→ **Task prompt**:
Arrange every line of the records below as a JSON list of strings, with one string per line and blank lines omitted. Leave the pictures out of the answer.

→ **Records provided**:
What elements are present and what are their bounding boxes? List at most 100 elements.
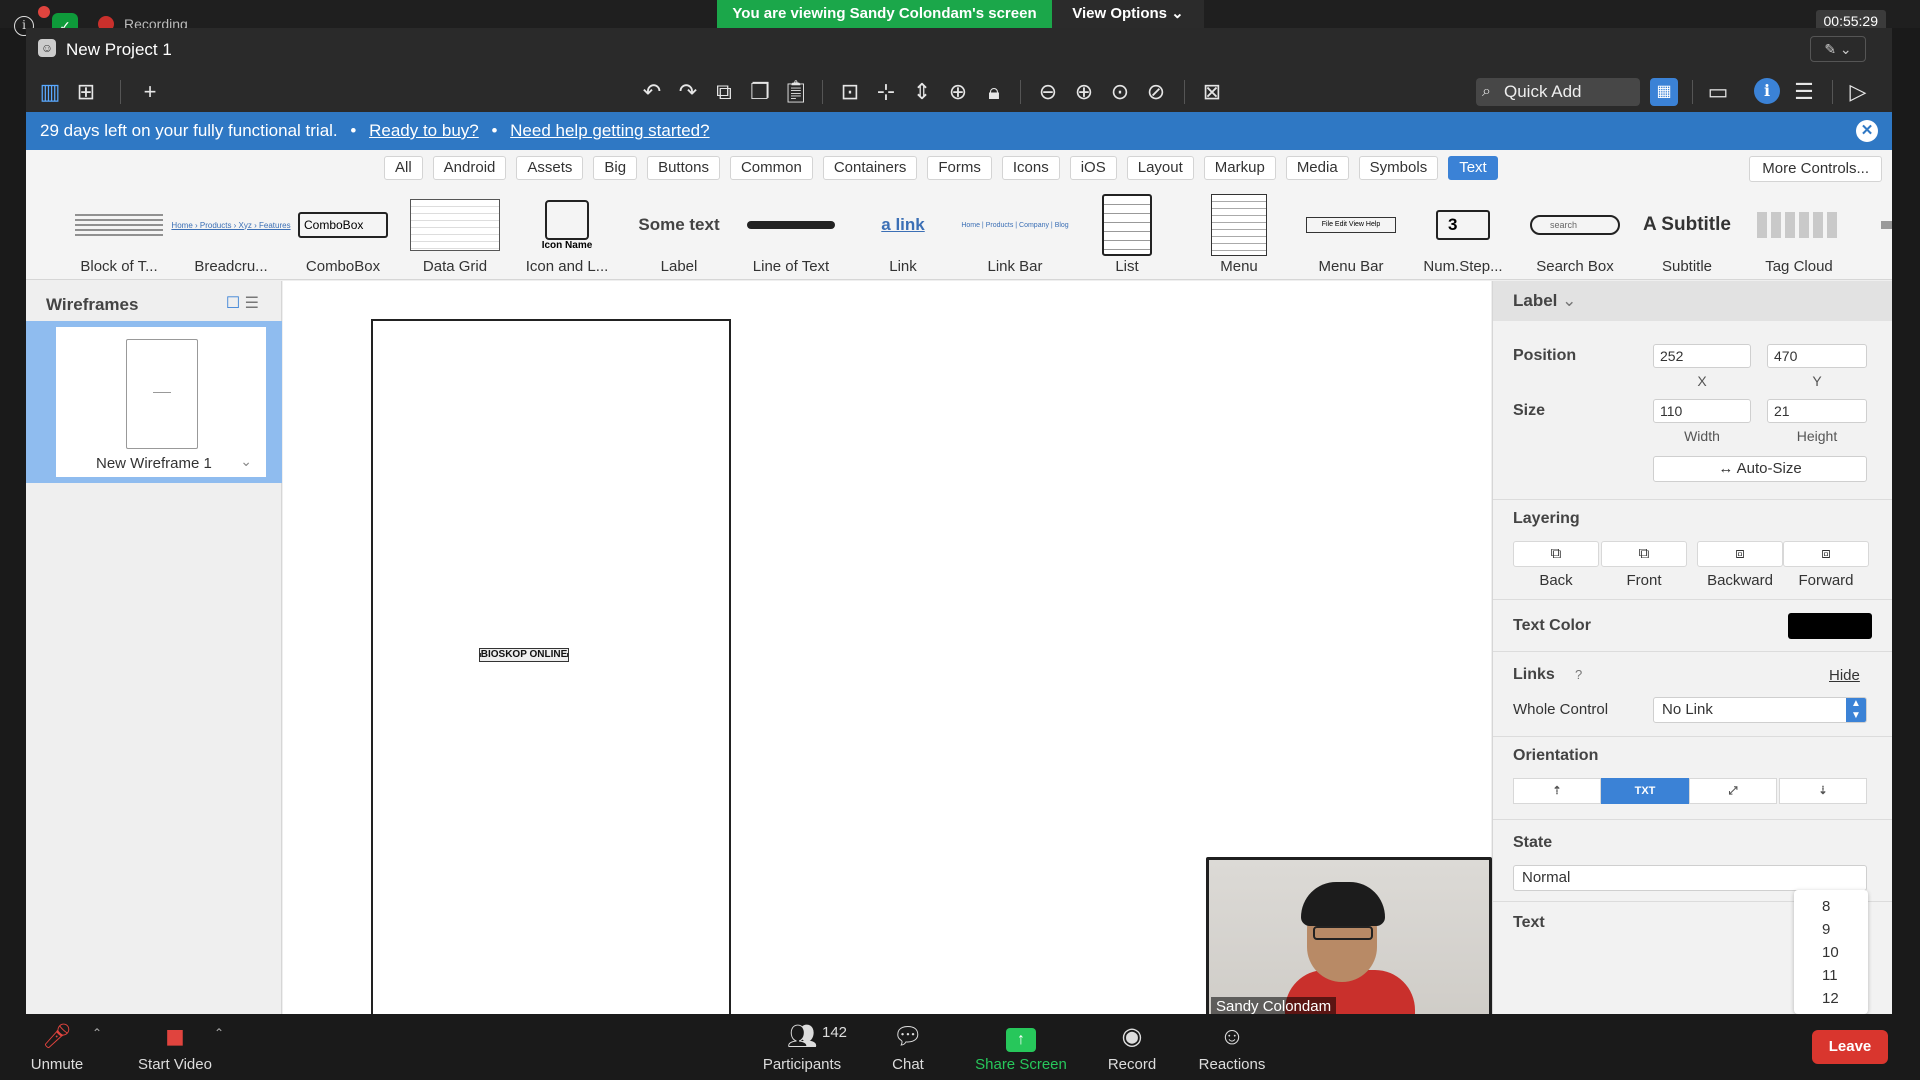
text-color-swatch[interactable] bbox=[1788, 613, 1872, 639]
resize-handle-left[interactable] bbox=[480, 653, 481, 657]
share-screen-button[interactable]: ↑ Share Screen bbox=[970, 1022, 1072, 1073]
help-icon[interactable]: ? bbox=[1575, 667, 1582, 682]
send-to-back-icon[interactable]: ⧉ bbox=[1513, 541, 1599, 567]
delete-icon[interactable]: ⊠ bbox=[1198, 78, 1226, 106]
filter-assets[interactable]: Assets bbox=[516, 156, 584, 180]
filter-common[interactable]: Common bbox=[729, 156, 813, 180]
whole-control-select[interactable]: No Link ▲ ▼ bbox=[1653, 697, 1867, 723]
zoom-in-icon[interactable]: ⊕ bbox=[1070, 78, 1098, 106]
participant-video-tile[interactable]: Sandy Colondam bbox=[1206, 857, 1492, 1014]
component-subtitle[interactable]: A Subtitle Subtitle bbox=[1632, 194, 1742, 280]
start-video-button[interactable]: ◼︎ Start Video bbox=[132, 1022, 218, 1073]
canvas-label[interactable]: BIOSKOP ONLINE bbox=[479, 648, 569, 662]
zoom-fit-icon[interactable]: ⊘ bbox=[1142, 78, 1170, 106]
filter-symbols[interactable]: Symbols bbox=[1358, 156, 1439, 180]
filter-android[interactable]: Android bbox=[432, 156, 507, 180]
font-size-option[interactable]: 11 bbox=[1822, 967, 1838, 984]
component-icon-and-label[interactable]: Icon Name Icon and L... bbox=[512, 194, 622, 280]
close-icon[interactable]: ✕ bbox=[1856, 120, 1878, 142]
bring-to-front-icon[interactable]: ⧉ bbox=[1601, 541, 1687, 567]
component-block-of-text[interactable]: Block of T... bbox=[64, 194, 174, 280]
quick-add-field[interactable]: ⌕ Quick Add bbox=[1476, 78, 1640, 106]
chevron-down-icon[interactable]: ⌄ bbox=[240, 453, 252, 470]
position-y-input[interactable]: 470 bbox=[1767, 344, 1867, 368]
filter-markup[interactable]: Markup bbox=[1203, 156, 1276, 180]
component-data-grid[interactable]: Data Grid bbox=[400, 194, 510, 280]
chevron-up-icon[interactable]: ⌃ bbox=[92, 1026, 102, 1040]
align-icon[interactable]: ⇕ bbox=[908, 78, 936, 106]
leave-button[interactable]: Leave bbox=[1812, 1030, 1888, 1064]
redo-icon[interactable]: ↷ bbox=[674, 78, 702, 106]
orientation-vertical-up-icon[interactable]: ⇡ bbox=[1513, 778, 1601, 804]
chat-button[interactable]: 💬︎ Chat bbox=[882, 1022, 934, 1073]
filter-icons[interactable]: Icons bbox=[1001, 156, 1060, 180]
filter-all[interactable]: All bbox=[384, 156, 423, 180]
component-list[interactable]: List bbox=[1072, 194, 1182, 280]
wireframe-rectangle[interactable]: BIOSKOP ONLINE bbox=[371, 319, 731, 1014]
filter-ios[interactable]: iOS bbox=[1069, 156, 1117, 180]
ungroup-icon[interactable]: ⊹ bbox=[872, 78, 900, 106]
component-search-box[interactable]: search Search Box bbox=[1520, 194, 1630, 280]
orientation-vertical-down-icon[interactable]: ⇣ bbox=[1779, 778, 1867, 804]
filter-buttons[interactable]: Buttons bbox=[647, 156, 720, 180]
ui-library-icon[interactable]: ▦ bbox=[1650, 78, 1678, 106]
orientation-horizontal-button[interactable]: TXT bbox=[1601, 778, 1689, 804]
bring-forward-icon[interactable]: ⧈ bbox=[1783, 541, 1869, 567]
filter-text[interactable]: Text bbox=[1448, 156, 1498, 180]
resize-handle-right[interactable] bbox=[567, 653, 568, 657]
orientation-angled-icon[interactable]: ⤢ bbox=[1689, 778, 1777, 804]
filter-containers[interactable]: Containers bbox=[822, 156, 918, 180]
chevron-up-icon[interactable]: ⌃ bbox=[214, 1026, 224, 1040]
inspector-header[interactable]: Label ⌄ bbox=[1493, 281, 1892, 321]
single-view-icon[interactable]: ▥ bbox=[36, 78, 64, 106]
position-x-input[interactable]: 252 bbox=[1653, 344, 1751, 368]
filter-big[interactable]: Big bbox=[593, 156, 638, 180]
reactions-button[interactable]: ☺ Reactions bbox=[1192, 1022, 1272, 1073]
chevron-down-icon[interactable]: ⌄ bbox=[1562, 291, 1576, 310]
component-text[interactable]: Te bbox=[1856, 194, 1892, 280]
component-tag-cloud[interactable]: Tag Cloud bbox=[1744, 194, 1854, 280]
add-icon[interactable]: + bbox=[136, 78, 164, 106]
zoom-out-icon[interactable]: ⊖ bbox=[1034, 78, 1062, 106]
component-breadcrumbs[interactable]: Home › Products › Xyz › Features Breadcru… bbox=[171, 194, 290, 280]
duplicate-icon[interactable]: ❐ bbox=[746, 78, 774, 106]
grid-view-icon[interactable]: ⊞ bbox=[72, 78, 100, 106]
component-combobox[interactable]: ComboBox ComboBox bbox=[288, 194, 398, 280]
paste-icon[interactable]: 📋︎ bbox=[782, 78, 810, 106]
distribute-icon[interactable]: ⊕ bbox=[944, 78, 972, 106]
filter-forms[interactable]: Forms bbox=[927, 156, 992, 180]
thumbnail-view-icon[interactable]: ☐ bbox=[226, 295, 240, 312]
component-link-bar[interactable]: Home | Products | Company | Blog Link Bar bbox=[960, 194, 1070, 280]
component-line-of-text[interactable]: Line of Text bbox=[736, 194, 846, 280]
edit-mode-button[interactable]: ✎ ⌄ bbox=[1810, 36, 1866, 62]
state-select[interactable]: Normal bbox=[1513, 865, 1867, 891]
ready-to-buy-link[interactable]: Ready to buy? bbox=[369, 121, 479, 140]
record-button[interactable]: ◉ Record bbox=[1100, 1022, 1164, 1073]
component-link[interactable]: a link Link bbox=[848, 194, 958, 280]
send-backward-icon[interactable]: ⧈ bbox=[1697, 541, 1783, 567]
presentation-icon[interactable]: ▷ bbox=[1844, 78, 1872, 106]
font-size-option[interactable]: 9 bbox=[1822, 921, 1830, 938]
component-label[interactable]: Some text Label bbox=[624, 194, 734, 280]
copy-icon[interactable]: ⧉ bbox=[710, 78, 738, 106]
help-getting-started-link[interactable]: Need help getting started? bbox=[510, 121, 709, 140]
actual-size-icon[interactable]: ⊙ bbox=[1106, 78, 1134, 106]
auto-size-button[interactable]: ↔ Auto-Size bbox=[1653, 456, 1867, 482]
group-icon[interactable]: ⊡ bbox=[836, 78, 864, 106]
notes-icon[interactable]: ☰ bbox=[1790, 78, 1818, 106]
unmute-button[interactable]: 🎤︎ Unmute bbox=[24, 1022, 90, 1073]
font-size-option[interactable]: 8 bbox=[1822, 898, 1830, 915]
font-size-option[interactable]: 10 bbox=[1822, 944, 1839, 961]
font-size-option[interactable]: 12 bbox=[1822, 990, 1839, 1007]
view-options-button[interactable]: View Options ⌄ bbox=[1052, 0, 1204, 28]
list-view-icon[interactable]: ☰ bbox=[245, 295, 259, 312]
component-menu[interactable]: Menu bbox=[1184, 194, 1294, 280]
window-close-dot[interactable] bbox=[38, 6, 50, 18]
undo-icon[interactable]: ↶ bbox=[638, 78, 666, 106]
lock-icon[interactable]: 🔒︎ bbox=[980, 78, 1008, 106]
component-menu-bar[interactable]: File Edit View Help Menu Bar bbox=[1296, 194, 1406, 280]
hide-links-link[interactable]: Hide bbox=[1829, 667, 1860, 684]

→ **Solution for this task**:
[
  "What elements are present and what are their bounding boxes? List at most 100 elements.",
  "text-color-swatch[interactable] bbox=[1788, 613, 1872, 639]",
  "resize-handle-left[interactable] bbox=[480, 653, 481, 657]",
  "share-screen-button[interactable]: ↑ Share Screen bbox=[970, 1022, 1072, 1073]",
  "help-icon[interactable]: ? bbox=[1575, 667, 1582, 682]",
  "send-to-back-icon[interactable]: ⧉ bbox=[1513, 541, 1599, 567]",
  "delete-icon[interactable]: ⊠ bbox=[1198, 78, 1226, 106]",
  "filter-assets[interactable]: Assets bbox=[516, 156, 584, 180]",
  "filter-common[interactable]: Common bbox=[729, 156, 813, 180]",
  "whole-control-select[interactable]: No Link ▲ ▼ bbox=[1653, 697, 1867, 723]",
  "zoom-in-icon[interactable]: ⊕ bbox=[1070, 78, 1098, 106]",
  "participant-video-tile[interactable]: Sandy Colondam bbox=[1206, 857, 1492, 1014]",
  "component-subtitle[interactable]: A Subtitle Subtitle bbox=[1632, 194, 1742, 280]",
  "start-video-button[interactable]: ◼︎ Start Video bbox=[132, 1022, 218, 1073]",
  "canvas-label[interactable]: BIOSKOP ONLINE bbox=[479, 648, 569, 662]",
  "zoom-fit-icon[interactable]: ⊘ bbox=[1142, 78, 1170, 106]",
  "filter-symbols[interactable]: Symbols bbox=[1358, 156, 1439, 180]",
  "filter-android[interactable]: Android bbox=[432, 156, 507, 180]",
  "font-size-option[interactable]: 11 bbox=[1822, 967, 1838, 984]",
  "component-icon-and-label[interactable]: Icon Name Icon and L... bbox=[512, 194, 622, 280]",
  "close-icon[interactable]: ✕ bbox=[1856, 120, 1878, 142]",
  "bring-to-front-icon[interactable]: ⧉ bbox=[1601, 541, 1687, 567]",
  "component-block-of-text[interactable]: Block of T... bbox=[64, 194, 174, 280]",
  "quick-add-field[interactable]: ⌕ Quick Add bbox=[1476, 78, 1640, 106]",
  "chevron-down-icon[interactable]: ⌄ bbox=[240, 453, 252, 470]",
  "position-y-input[interactable]: 470 bbox=[1767, 344, 1867, 368]",
  "filter-markup[interactable]: Markup bbox=[1203, 156, 1276, 180]",
  "component-data-grid[interactable]: Data Grid bbox=[400, 194, 510, 280]",
  "chevron-up-icon[interactable]: ⌃ bbox=[92, 1026, 102, 1040]",
  "align-icon[interactable]: ⇕ bbox=[908, 78, 936, 106]",
  "leave-button[interactable]: Leave bbox=[1812, 1030, 1888, 1064]",
  "redo-icon[interactable]: ↷ bbox=[674, 78, 702, 106]",
  "orientation-vertical-up-icon[interactable]: ⇡ bbox=[1513, 778, 1601, 804]",
  "chat-button[interactable]: 💬︎ Chat bbox=[882, 1022, 934, 1073]",
  "filter-icons[interactable]: Icons bbox=[1001, 156, 1060, 180]",
  "filter-all[interactable]: All bbox=[384, 156, 423, 180]",
  "component-list[interactable]: List bbox=[1072, 194, 1182, 280]",
  "wireframe-rectangle[interactable]: BIOSKOP ONLINE bbox=[371, 319, 731, 1014]",
  "filter-ios[interactable]: iOS bbox=[1069, 156, 1117, 180]",
  "ungroup-icon[interactable]: ⊹ bbox=[872, 78, 900, 106]",
  "component-search-box[interactable]: search Search Box bbox=[1520, 194, 1630, 280]",
  "orientation-vertical-down-icon[interactable]: ⇣ bbox=[1779, 778, 1867, 804]",
  "filter-buttons[interactable]: Buttons bbox=[647, 156, 720, 180]",
  "ui-library-icon[interactable]: ▦ bbox=[1650, 78, 1678, 106]",
  "orientation-horizontal-button[interactable]: TXT bbox=[1601, 778, 1689, 804]",
  "bring-forward-icon[interactable]: ⧈ bbox=[1783, 541, 1869, 567]",
  "filter-text[interactable]: Text bbox=[1448, 156, 1498, 180]",
  "resize-handle-right[interactable] bbox=[567, 653, 568, 657]",
  "orientation-angled-icon[interactable]: ⤢ bbox=[1689, 778, 1777, 804]",
  "filter-containers[interactable]: Containers bbox=[822, 156, 918, 180]",
  "chevron-up-icon[interactable]: ⌃ bbox=[214, 1026, 224, 1040]",
  "inspector-header[interactable]: Label ⌄ bbox=[1493, 281, 1892, 321]",
  "single-view-icon[interactable]: ▥ bbox=[36, 78, 64, 106]",
  "position-x-input[interactable]: 252 bbox=[1653, 344, 1751, 368]",
  "filter-big[interactable]: Big bbox=[593, 156, 638, 180]",
  "reactions-button[interactable]: ☺ Reactions bbox=[1192, 1022, 1272, 1073]",
  "chevron-down-icon[interactable]: ⌄ bbox=[1562, 291, 1576, 310]",
  "component-text[interactable]: Te bbox=[1856, 194, 1892, 280]",
  "component-tag-cloud[interactable]: Tag Cloud bbox=[1744, 194, 1854, 280]",
  "add-icon[interactable]: + bbox=[136, 78, 164, 106]",
  "zoom-out-icon[interactable]: ⊖ bbox=[1034, 78, 1062, 106]",
  "component-breadcrumbs[interactable]: Home › Products › Xyz › Features Breadcru… bbox=[171, 194, 290, 280]",
  "duplicate-icon[interactable]: ❐ bbox=[746, 78, 774, 106]",
  "grid-view-icon[interactable]: ⊞ bbox=[72, 78, 100, 106]",
  "component-combobox[interactable]: ComboBox ComboBox bbox=[288, 194, 398, 280]",
  "paste-icon[interactable]: 📋︎ bbox=[782, 78, 810, 106]",
  "distribute-icon[interactable]: ⊕ bbox=[944, 78, 972, 106]",
  "filter-forms[interactable]: Forms bbox=[927, 156, 992, 180]",
  "thumbnail-view-icon[interactable]: ☐ bbox=[226, 295, 240, 312]",
  "component-link-bar[interactable]: Home | Products | Company | Blog Link Bar bbox=[960, 194, 1070, 280]",
  "component-line-of-text[interactable]: Line of Text bbox=[736, 194, 846, 280]",
  "edit-mode-button[interactable]: ✎ ⌄ bbox=[1810, 36, 1866, 62]",
  "state-select[interactable]: Normal bbox=[1513, 865, 1867, 891]",
  "ready-to-buy-link[interactable]: Ready to buy? bbox=[369, 121, 479, 140]",
  "record-button[interactable]: ◉ Record bbox=[1100, 1022, 1164, 1073]",
  "component-link[interactable]: a link Link bbox=[848, 194, 958, 280]",
  "send-backward-icon[interactable]: ⧈ bbox=[1697, 541, 1783, 567]",
  "presentation-icon[interactable]: ▷ bbox=[1844, 78, 1872, 106]",
  "font-size-option[interactable]: 9 bbox=[1822, 921, 1830, 938]",
  "component-label[interactable]: Some text Label bbox=[624, 194, 734, 280]",
  "copy-icon[interactable]: ⧉ bbox=[710, 78, 738, 106]",
  "help-getting-started-link[interactable]: Need help getting started? bbox=[510, 121, 709, 140]",
  "actual-size-icon[interactable]: ⊙ bbox=[1106, 78, 1134, 106]",
  "auto-size-button[interactable]: ↔ Auto-Size bbox=[1653, 456, 1867, 482]",
  "group-icon[interactable]: ⊡ bbox=[836, 78, 864, 106]",
  "notes-icon[interactable]: ☰ bbox=[1790, 78, 1818, 106]",
  "unmute-button[interactable]: 🎤︎ Unmute bbox=[24, 1022, 90, 1073]",
  "font-size-option[interactable]: 8 bbox=[1822, 898, 1830, 915]",
  "font-size-option[interactable]: 10 bbox=[1822, 944, 1839, 961]",
  "font-size-option[interactable]: 12 bbox=[1822, 990, 1839, 1007]",
  "view-options-button[interactable]: View Options ⌄ bbox=[1052, 0, 1204, 28]",
  "list-view-icon[interactable]: ☰ bbox=[245, 295, 259, 312]",
  "component-menu[interactable]: Menu bbox=[1184, 194, 1294, 280]",
  "window-close-dot[interactable] bbox=[38, 6, 50, 18]",
  "undo-icon[interactable]: ↶ bbox=[638, 78, 666, 106]",
  "lock-icon[interactable]: 🔒︎ bbox=[980, 78, 1008, 106]",
  "component-menu-bar[interactable]: File Edit View Help Menu Bar bbox=[1296, 194, 1406, 280]",
  "hide-links-link[interactable]: Hide bbox=[1829, 667, 1860, 684]"
]